SUPPLIED DATA ::
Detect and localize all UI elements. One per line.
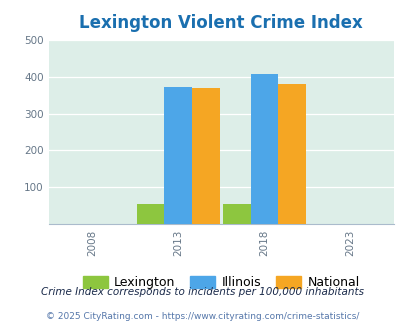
Legend: Lexington, Illinois, National: Lexington, Illinois, National: [78, 271, 364, 294]
Bar: [192, 88, 219, 224]
Bar: [222, 204, 250, 224]
Bar: [164, 86, 192, 224]
Text: © 2025 CityRating.com - https://www.cityrating.com/crime-statistics/: © 2025 CityRating.com - https://www.city…: [46, 312, 359, 321]
Bar: [250, 74, 277, 224]
Bar: [277, 83, 305, 224]
Title: Lexington Violent Crime Index: Lexington Violent Crime Index: [79, 15, 362, 32]
Text: Crime Index corresponds to incidents per 100,000 inhabitants: Crime Index corresponds to incidents per…: [41, 287, 364, 297]
Bar: [136, 204, 164, 224]
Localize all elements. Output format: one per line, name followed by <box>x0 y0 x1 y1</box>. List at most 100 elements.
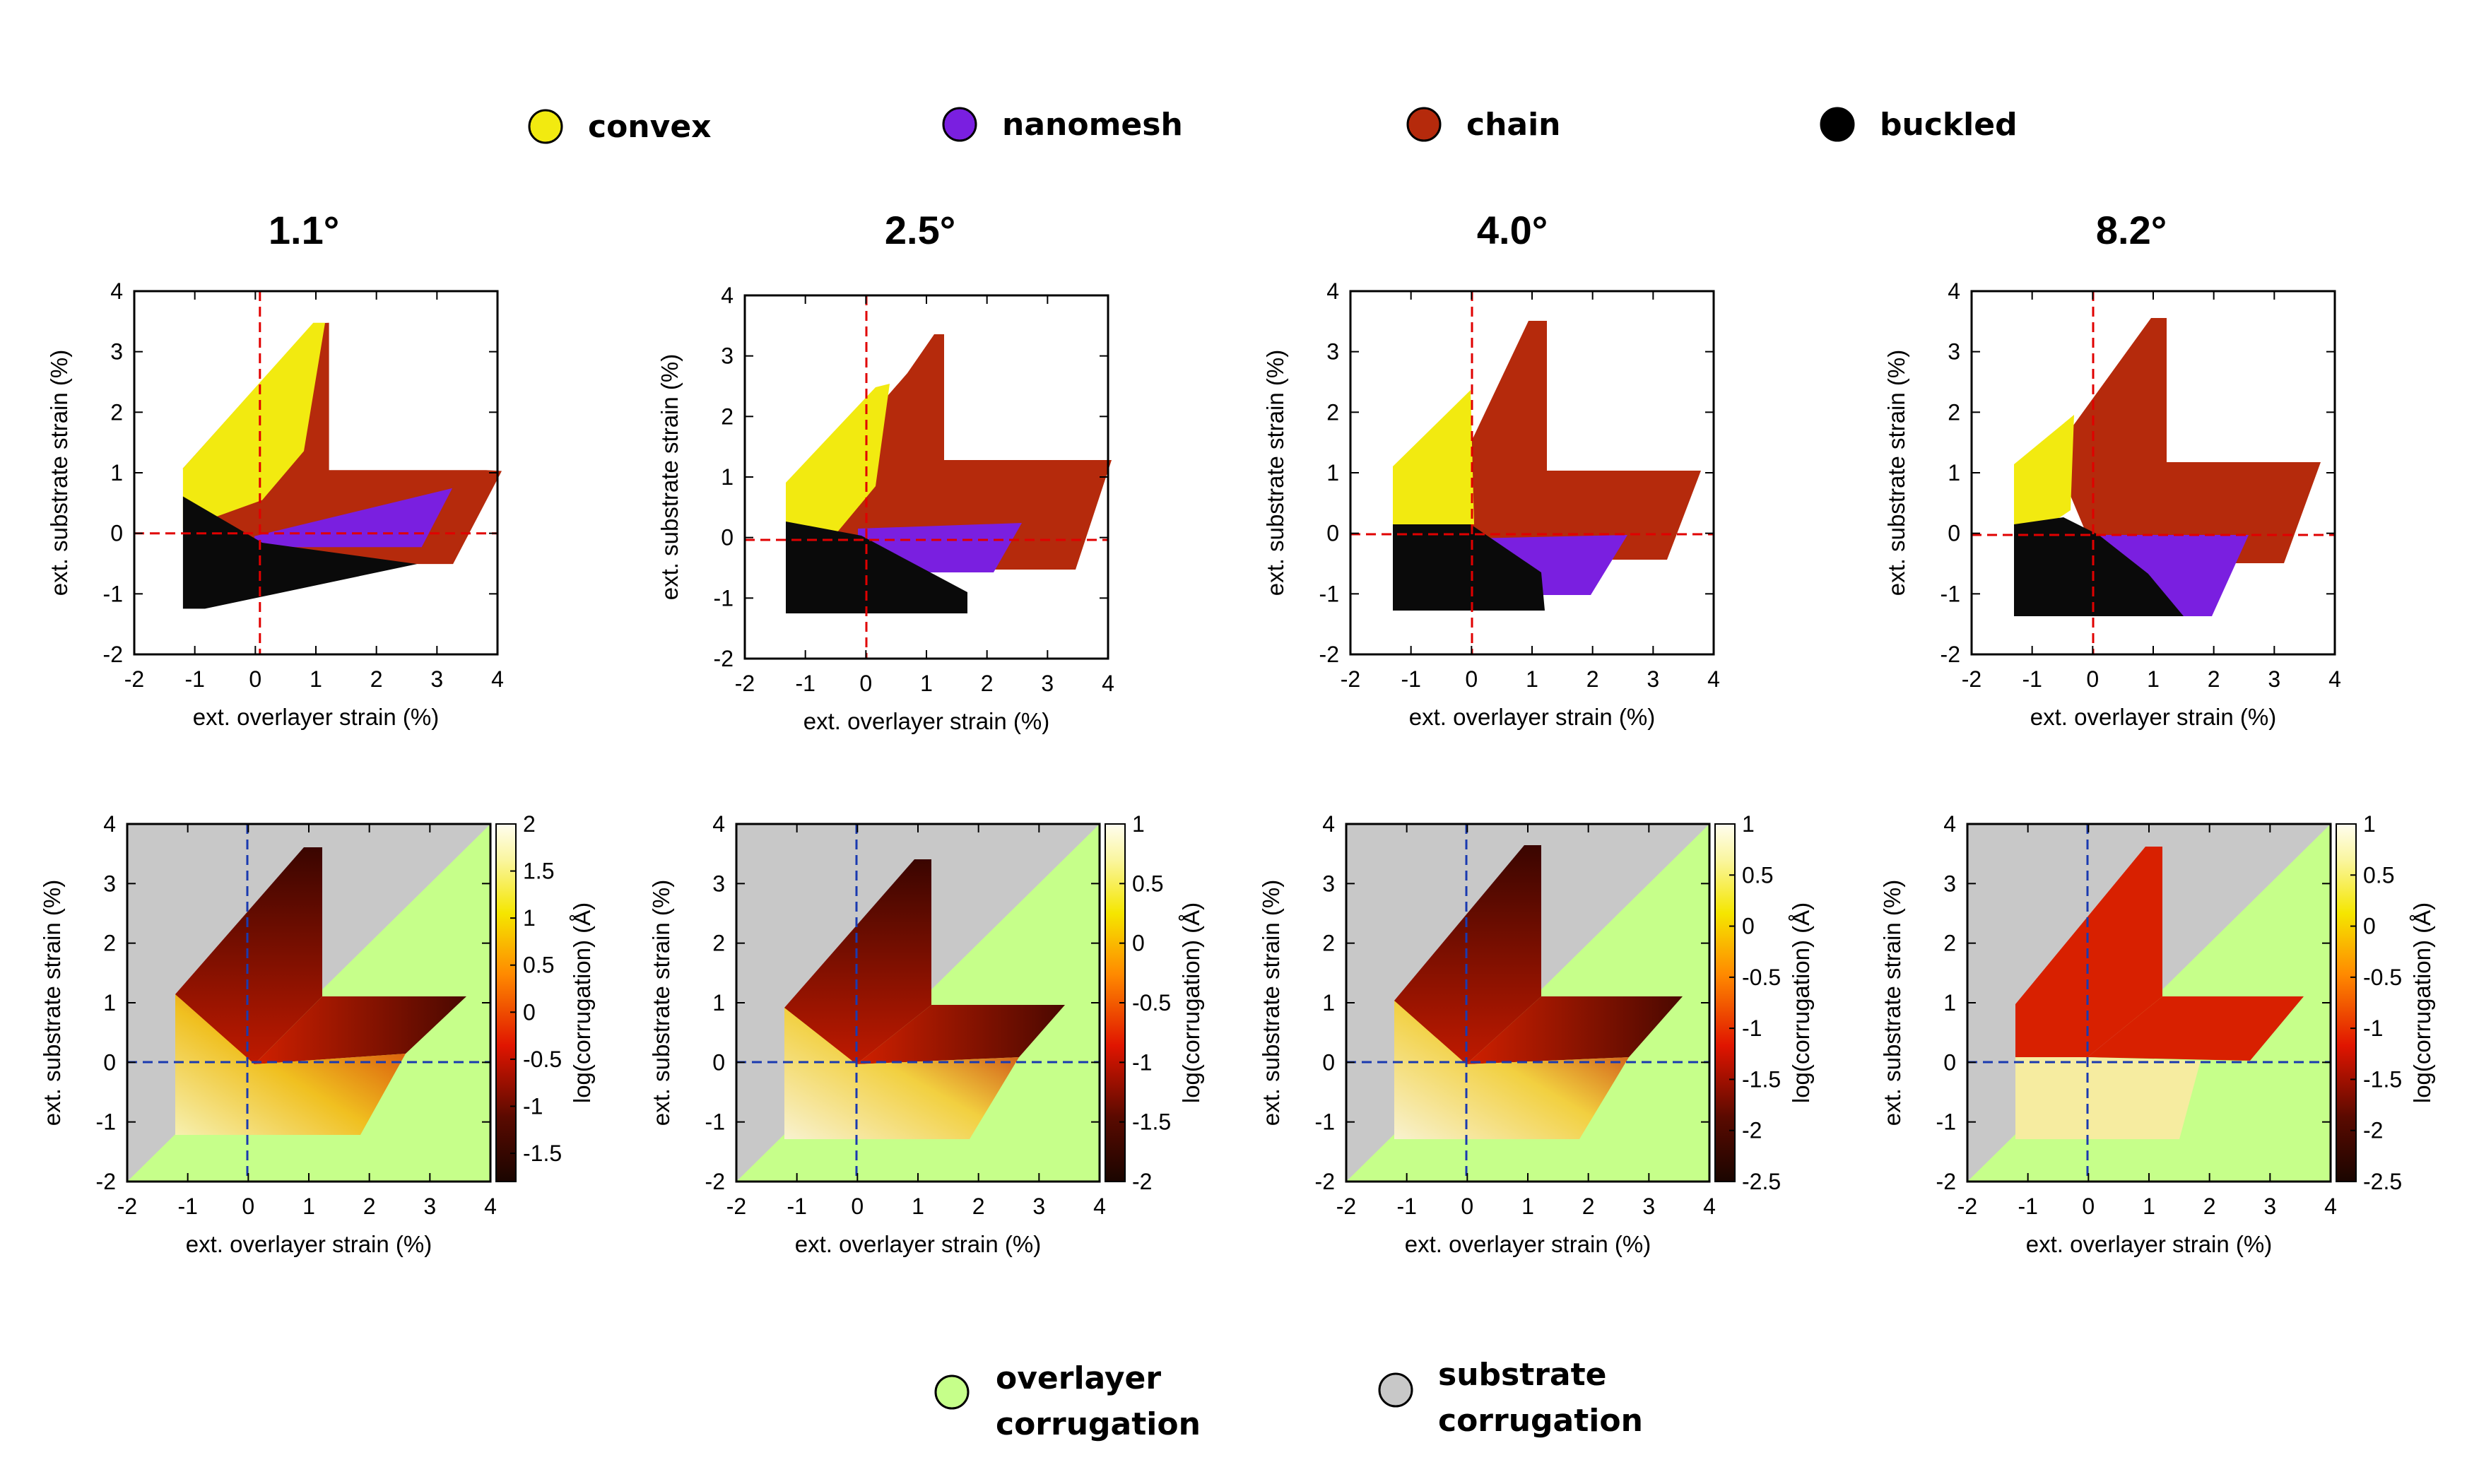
x-tick-label: 2 <box>972 1194 985 1219</box>
x-tick-label: 3 <box>423 1194 436 1219</box>
x-tick-label: 1 <box>1526 666 1538 692</box>
x-tick-label: 2 <box>1582 1194 1595 1219</box>
x-tick-label: 0 <box>2086 666 2099 692</box>
y-axis-label: ext. substrate strain (%) <box>1883 350 1909 596</box>
x-tick-label: 3 <box>2263 1194 2276 1219</box>
y-tick-label: -2 <box>1319 642 1339 667</box>
panel-title-3: 4.0° <box>1477 208 1548 252</box>
y-tick-label: 0 <box>1322 1049 1335 1075</box>
x-tick-label: -2 <box>1957 1194 1977 1219</box>
x-tick-label: 0 <box>851 1194 864 1219</box>
legend-label-substrate-line2: corrugation <box>1438 1403 1643 1439</box>
y-axis-label: ext. substrate strain (%) <box>656 354 683 600</box>
heat-right-arm <box>254 996 466 1064</box>
legend-label-substrate-line1: substrate <box>1438 1357 1607 1393</box>
region-convex <box>2014 415 2074 524</box>
x-tick-label: 2 <box>2203 1194 2216 1219</box>
region-nanomesh <box>2099 535 2249 616</box>
y-tick-label: 2 <box>1948 399 1960 425</box>
colorbar-tick-label: -1 <box>523 1093 543 1119</box>
x-tick-label: -2 <box>735 671 755 696</box>
y-tick-label: 1 <box>1326 460 1339 485</box>
x-tick-label: -1 <box>1396 1194 1416 1219</box>
colorbar-tick-label: -1 <box>1742 1015 1762 1041</box>
colorbar-label: log(corrugation) (Å) <box>2409 902 2435 1103</box>
region-chain <box>2053 318 2321 563</box>
y-axis-label: ext. substrate strain (%) <box>1262 350 1288 596</box>
heat-right-arm <box>1466 996 1683 1064</box>
colorbar-tick-label: -2 <box>2363 1118 2383 1143</box>
x-tick-label: -1 <box>184 666 204 692</box>
y-tick-label: 4 <box>1948 278 1960 304</box>
y-tick-label: 1 <box>103 990 116 1015</box>
region-chain <box>821 334 1112 570</box>
y-tick-label: 0 <box>1948 521 1960 546</box>
x-tick-label: -1 <box>1401 666 1420 692</box>
x-tick-label: 1 <box>912 1194 924 1219</box>
y-tick-label: 4 <box>110 278 123 304</box>
heat-upper-arm <box>1394 845 1541 1064</box>
legend-marker-chain <box>1406 107 1442 142</box>
y-tick-label: 4 <box>1322 811 1335 837</box>
y-tick-label: 0 <box>103 1049 116 1075</box>
colorbar-tick-label: -0.5 <box>523 1047 562 1072</box>
y-tick-label: -1 <box>714 585 734 611</box>
colorbar-tick-label: -1.5 <box>523 1141 562 1166</box>
x-tick-label: -1 <box>787 1194 806 1219</box>
colorbar <box>1714 823 1736 1182</box>
x-tick-label: 2 <box>2208 666 2220 692</box>
x-tick-label: -2 <box>124 666 144 692</box>
colorbar-tick-label: 0.5 <box>1742 862 1773 888</box>
x-axis-label: ext. overlayer strain (%) <box>803 708 1049 734</box>
phase-plot-3 <box>1350 291 1714 654</box>
y-axis-label: ext. substrate strain (%) <box>1258 880 1284 1126</box>
legend-item-buckled: buckled <box>1820 107 2018 143</box>
colorbar-tick-label: 0 <box>1742 914 1755 939</box>
x-tick-label: 1 <box>920 671 933 696</box>
legend-label-overlayer-line2: corrugation <box>996 1406 1201 1442</box>
x-tick-label: 4 <box>484 1194 497 1219</box>
x-tick-label: 3 <box>1647 666 1659 692</box>
y-tick-label: 4 <box>1943 811 1956 837</box>
colorbar-tick-label: -0.5 <box>1742 965 1781 990</box>
colorbar-tick-label: 0.5 <box>1132 871 1163 896</box>
colorbar-tick-label: 0.5 <box>523 953 554 978</box>
y-axis-label: ext. substrate strain (%) <box>648 880 674 1126</box>
x-tick-label: 1 <box>2147 666 2160 692</box>
y-tick-label: 3 <box>1326 339 1339 365</box>
x-axis-label: ext. overlayer strain (%) <box>186 1231 432 1257</box>
y-axis-label: ext. substrate strain (%) <box>1879 880 1905 1126</box>
corrugation-plot-2 <box>736 824 1100 1182</box>
colorbar-label: log(corrugation) (Å) <box>1788 902 1814 1103</box>
x-tick-label: 1 <box>1521 1194 1534 1219</box>
region-convex <box>182 322 325 529</box>
y-tick-label: 3 <box>1948 339 1960 365</box>
y-tick-label: 3 <box>712 871 725 896</box>
y-tick-label: 2 <box>712 931 725 956</box>
colorbar-tick-label: -2.5 <box>2363 1169 2402 1194</box>
y-tick-label: 4 <box>103 811 116 837</box>
phase-plot-4 <box>1972 291 2335 654</box>
y-tick-label: -1 <box>103 581 123 606</box>
x-tick-label: -1 <box>177 1194 197 1219</box>
y-axis-label: ext. substrate strain (%) <box>39 880 65 1126</box>
y-tick-label: 3 <box>1322 871 1335 896</box>
region-chain <box>1471 321 1701 560</box>
x-tick-label: 0 <box>1461 1194 1473 1219</box>
legend-label-chain: chain <box>1466 107 1561 143</box>
x-tick-label: -2 <box>726 1194 746 1219</box>
colorbar-tick-label: 1 <box>1742 811 1755 837</box>
legend-bottom: overlayer corrugation substrate corrugat… <box>934 1357 1643 1442</box>
x-tick-label: -2 <box>117 1194 137 1219</box>
heat-upper-arm <box>2015 847 2162 1057</box>
x-tick-label: 2 <box>981 671 994 696</box>
y-tick-label: 0 <box>712 1049 725 1075</box>
phase-regions <box>134 291 502 654</box>
colorbar <box>495 823 517 1182</box>
x-tick-label: 4 <box>2324 1194 2337 1219</box>
heat-body <box>2015 1057 2201 1139</box>
x-tick-label: 4 <box>1102 671 1114 696</box>
x-tick-label: 0 <box>249 666 261 692</box>
y-tick-label: -1 <box>1936 1109 1956 1135</box>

PROBLEM :: Please copy out every entry above word for word, leaving out the pictures.

REPLY TO THE EXERCISE ::
Detect and localize all UI elements. One per line.
Legend: Lexington, Illinois, National: Lexington, Illinois, National: [78, 271, 364, 294]
Bar: [192, 88, 219, 224]
Bar: [222, 204, 250, 224]
Bar: [164, 86, 192, 224]
Text: © 2025 CityRating.com - https://www.cityrating.com/crime-statistics/: © 2025 CityRating.com - https://www.city…: [46, 312, 359, 321]
Bar: [250, 74, 277, 224]
Bar: [277, 83, 305, 224]
Title: Lexington Violent Crime Index: Lexington Violent Crime Index: [79, 15, 362, 32]
Text: Crime Index corresponds to incidents per 100,000 inhabitants: Crime Index corresponds to incidents per…: [41, 287, 364, 297]
Bar: [136, 204, 164, 224]
Localize all elements. Output format: one per line, name followed by <box>x0 y0 x1 y1</box>. List at most 100 elements.
x-tick-label: 2 <box>972 1194 985 1219</box>
x-tick-label: 3 <box>423 1194 436 1219</box>
x-tick-label: 1 <box>1526 666 1538 692</box>
x-tick-label: 2 <box>1582 1194 1595 1219</box>
x-tick-label: 0 <box>2086 666 2099 692</box>
y-axis-label: ext. substrate strain (%) <box>1883 350 1909 596</box>
x-tick-label: 3 <box>2263 1194 2276 1219</box>
y-tick-label: -2 <box>1319 642 1339 667</box>
panel-title-3: 4.0° <box>1477 208 1548 252</box>
y-tick-label: 0 <box>1322 1049 1335 1075</box>
x-tick-label: -2 <box>1957 1194 1977 1219</box>
x-tick-label: 0 <box>851 1194 864 1219</box>
legend-label-substrate-line2: corrugation <box>1438 1403 1643 1439</box>
y-axis-label: ext. substrate strain (%) <box>656 354 683 600</box>
heat-right-arm <box>254 996 466 1064</box>
legend-label-substrate-line1: substrate <box>1438 1357 1607 1393</box>
region-convex <box>2014 415 2074 524</box>
x-tick-label: 2 <box>2203 1194 2216 1219</box>
region-nanomesh <box>2099 535 2249 616</box>
y-tick-label: 2 <box>1948 399 1960 425</box>
colorbar-tick-label: -1 <box>523 1093 543 1119</box>
x-tick-label: -2 <box>735 671 755 696</box>
y-tick-label: 1 <box>1326 460 1339 485</box>
x-tick-label: -1 <box>1396 1194 1416 1219</box>
colorbar-tick-label: -1 <box>1742 1015 1762 1041</box>
colorbar-label: log(corrugation) (Å) <box>2409 902 2435 1103</box>
region-chain <box>2053 318 2321 563</box>
y-axis-label: ext. substrate strain (%) <box>1262 350 1288 596</box>
heat-right-arm <box>1466 996 1683 1064</box>
colorbar-tick-label: -2 <box>2363 1118 2383 1143</box>
x-tick-label: -1 <box>184 666 204 692</box>
y-tick-label: 4 <box>1948 278 1960 304</box>
y-tick-label: 1 <box>103 990 116 1015</box>
region-chain <box>821 334 1112 570</box>
y-tick-label: 0 <box>1948 521 1960 546</box>
x-tick-label: -1 <box>1401 666 1420 692</box>
x-tick-label: 1 <box>912 1194 924 1219</box>
y-tick-label: 4 <box>110 278 123 304</box>
heat-upper-arm <box>1394 845 1541 1064</box>
legend-marker-chain <box>1406 107 1442 142</box>
y-tick-label: 4 <box>1322 811 1335 837</box>
y-tick-label: 0 <box>103 1049 116 1075</box>
colorbar-tick-label: -0.5 <box>523 1047 562 1072</box>
y-tick-label: -1 <box>714 585 734 611</box>
colorbar-tick-label: -1.5 <box>523 1141 562 1166</box>
x-tick-label: -1 <box>787 1194 806 1219</box>
colorbar <box>1714 823 1736 1182</box>
x-tick-label: 2 <box>2208 666 2220 692</box>
x-tick-label: -2 <box>124 666 144 692</box>
colorbar-tick-label: 0.5 <box>1742 862 1773 888</box>
x-axis-label: ext. overlayer strain (%) <box>803 708 1049 734</box>
phase-plot-3 <box>1350 291 1714 654</box>
y-axis-label: ext. substrate strain (%) <box>1258 880 1284 1126</box>
legend-item-buckled: buckled <box>1820 107 2018 143</box>
colorbar-tick-label: 0 <box>1742 914 1755 939</box>
x-tick-label: 1 <box>920 671 933 696</box>
legend-label-overlayer-line2: corrugation <box>996 1406 1201 1442</box>
x-tick-label: 4 <box>484 1194 497 1219</box>
x-tick-label: 3 <box>1647 666 1659 692</box>
y-tick-label: 4 <box>1943 811 1956 837</box>
colorbar-tick-label: -0.5 <box>1742 965 1781 990</box>
colorbar-tick-label: 0.5 <box>1132 871 1163 896</box>
colorbar-tick-label: 0.5 <box>523 953 554 978</box>
y-axis-label: ext. substrate strain (%) <box>648 880 674 1126</box>
x-tick-label: 1 <box>2147 666 2160 692</box>
y-tick-label: 3 <box>1326 339 1339 365</box>
x-axis-label: ext. overlayer strain (%) <box>186 1231 432 1257</box>
y-axis-label: ext. substrate strain (%) <box>1879 880 1905 1126</box>
corrugation-plot-2 <box>736 824 1100 1182</box>
colorbar-label: log(corrugation) (Å) <box>1788 902 1814 1103</box>
x-tick-label: 1 <box>1521 1194 1534 1219</box>
region-convex <box>182 322 325 529</box>
y-tick-label: 3 <box>1948 339 1960 365</box>
y-tick-label: 3 <box>712 871 725 896</box>
y-tick-label: 2 <box>712 931 725 956</box>
colorbar-tick-label: -2.5 <box>2363 1169 2402 1194</box>
y-tick-label: 4 <box>103 811 116 837</box>
phase-plot-4 <box>1972 291 2335 654</box>
y-tick-label: -1 <box>103 581 123 606</box>
x-tick-label: -1 <box>177 1194 197 1219</box>
y-axis-label: ext. substrate strain (%) <box>39 880 65 1126</box>
y-tick-label: 3 <box>1322 871 1335 896</box>
region-chain <box>1471 321 1701 560</box>
x-tick-label: 0 <box>1461 1194 1473 1219</box>
legend-label-chain: chain <box>1466 107 1561 143</box>
x-tick-label: -2 <box>726 1194 746 1219</box>
colorbar-tick-label: 1 <box>1742 811 1755 837</box>
legend-bottom: overlayer corrugation substrate corrugat… <box>934 1357 1643 1442</box>
x-tick-label: -2 <box>117 1194 137 1219</box>
heat-upper-arm <box>2015 847 2162 1057</box>
x-tick-label: 2 <box>981 671 994 696</box>
y-tick-label: 0 <box>712 1049 725 1075</box>
phase-regions <box>134 291 502 654</box>
colorbar <box>495 823 517 1182</box>
x-tick-label: 4 <box>2324 1194 2337 1219</box>
heat-body <box>2015 1057 2201 1139</box>
x-tick-label: 4 <box>1102 671 1114 696</box>
x-tick-label: 0 <box>249 666 261 692</box>
y-tick-label: -1 <box>1936 1109 1956 1135</box>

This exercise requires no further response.